Some records
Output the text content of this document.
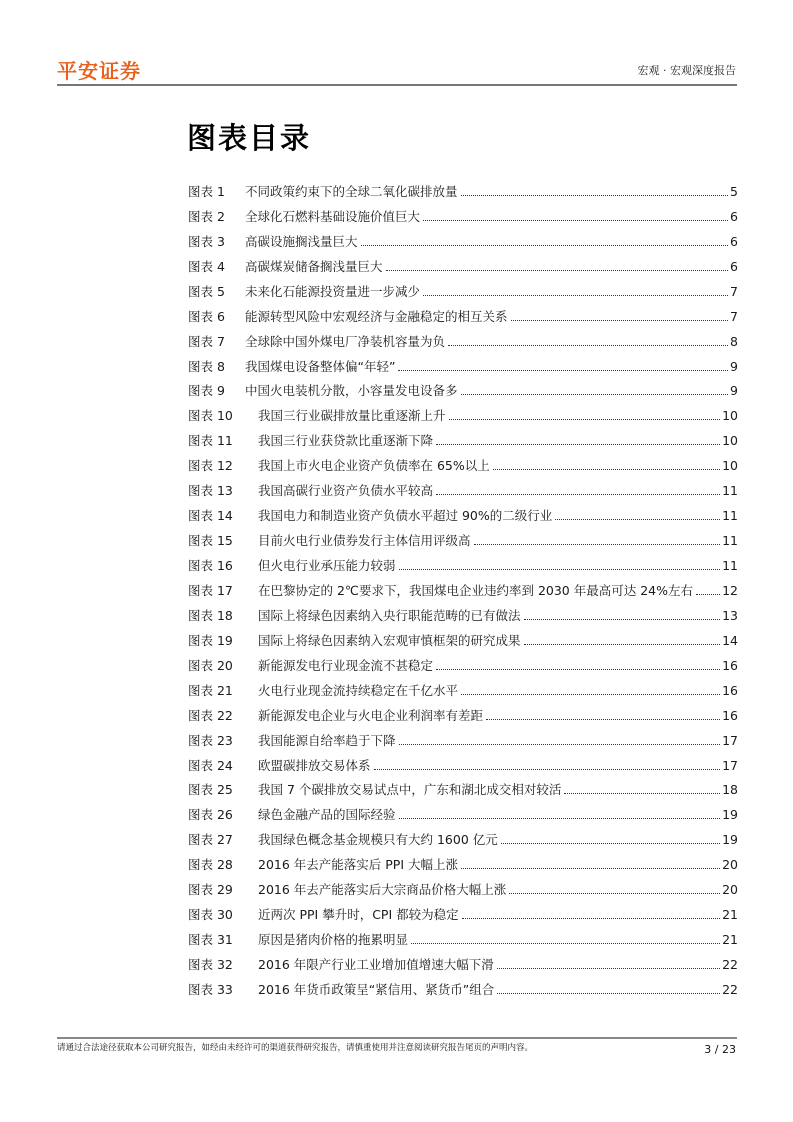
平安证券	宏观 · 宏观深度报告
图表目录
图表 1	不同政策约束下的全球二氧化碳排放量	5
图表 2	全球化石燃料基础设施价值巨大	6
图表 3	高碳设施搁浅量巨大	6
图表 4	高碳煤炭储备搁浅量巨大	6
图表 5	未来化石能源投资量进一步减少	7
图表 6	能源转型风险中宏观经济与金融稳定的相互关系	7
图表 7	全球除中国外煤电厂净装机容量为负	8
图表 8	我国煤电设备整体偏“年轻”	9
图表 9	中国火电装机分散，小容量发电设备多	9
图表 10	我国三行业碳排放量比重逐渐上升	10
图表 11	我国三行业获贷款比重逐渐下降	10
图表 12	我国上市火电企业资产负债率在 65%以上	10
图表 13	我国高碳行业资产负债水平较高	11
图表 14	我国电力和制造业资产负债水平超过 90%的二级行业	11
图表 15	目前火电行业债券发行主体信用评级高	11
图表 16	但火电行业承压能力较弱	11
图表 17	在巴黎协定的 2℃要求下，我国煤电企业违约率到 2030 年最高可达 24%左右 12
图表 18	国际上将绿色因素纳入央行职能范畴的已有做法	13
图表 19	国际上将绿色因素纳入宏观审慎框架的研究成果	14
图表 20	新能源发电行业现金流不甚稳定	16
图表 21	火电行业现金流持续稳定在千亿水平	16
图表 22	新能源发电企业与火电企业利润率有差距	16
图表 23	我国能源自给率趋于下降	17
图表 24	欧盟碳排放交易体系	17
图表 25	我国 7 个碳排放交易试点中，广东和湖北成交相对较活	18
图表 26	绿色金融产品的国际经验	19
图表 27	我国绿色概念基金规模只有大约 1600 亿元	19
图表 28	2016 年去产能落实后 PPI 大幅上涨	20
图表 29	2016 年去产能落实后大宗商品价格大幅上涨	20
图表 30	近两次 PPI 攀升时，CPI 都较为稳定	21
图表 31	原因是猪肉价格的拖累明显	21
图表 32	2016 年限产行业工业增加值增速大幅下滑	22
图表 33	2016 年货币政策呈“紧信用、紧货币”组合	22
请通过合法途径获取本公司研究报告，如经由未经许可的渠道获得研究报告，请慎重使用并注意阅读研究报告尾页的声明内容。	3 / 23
* * *
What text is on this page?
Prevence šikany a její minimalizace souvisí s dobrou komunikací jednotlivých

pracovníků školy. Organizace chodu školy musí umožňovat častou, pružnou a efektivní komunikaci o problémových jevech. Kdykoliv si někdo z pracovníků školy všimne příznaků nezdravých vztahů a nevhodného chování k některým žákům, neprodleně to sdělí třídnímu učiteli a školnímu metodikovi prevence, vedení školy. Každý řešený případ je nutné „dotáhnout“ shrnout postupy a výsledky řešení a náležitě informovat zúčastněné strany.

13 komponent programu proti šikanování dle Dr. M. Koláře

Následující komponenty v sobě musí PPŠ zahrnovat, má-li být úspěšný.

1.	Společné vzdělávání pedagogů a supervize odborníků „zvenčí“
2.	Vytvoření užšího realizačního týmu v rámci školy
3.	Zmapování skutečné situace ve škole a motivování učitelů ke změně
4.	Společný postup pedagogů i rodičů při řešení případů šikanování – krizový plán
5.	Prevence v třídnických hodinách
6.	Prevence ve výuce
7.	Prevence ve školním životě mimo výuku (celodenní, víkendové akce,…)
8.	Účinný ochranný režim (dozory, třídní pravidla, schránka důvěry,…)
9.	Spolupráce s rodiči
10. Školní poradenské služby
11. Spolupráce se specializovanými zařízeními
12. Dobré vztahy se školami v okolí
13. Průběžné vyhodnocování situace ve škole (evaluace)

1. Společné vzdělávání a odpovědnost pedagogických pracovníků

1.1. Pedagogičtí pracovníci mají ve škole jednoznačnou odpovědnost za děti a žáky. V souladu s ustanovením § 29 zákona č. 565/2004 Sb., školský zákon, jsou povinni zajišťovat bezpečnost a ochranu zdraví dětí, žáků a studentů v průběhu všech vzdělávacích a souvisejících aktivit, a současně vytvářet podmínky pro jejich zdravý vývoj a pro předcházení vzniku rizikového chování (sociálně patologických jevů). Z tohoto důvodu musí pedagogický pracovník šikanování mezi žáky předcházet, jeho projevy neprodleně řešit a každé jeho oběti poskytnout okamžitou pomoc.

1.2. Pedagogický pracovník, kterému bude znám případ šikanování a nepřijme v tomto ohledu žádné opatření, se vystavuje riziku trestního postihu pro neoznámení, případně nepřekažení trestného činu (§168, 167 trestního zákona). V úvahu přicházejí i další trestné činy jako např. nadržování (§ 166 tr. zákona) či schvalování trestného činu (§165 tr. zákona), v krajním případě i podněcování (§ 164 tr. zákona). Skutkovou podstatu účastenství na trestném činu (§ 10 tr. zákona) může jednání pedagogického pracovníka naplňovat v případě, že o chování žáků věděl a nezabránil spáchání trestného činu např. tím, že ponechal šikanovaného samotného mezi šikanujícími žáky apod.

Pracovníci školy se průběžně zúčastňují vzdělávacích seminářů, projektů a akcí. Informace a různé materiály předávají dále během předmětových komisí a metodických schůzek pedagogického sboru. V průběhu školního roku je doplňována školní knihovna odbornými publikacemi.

> Written problem:
Show each line of the listing that holds the string "this".

> Answer below:
Output the text content of this document.
What text is on this page?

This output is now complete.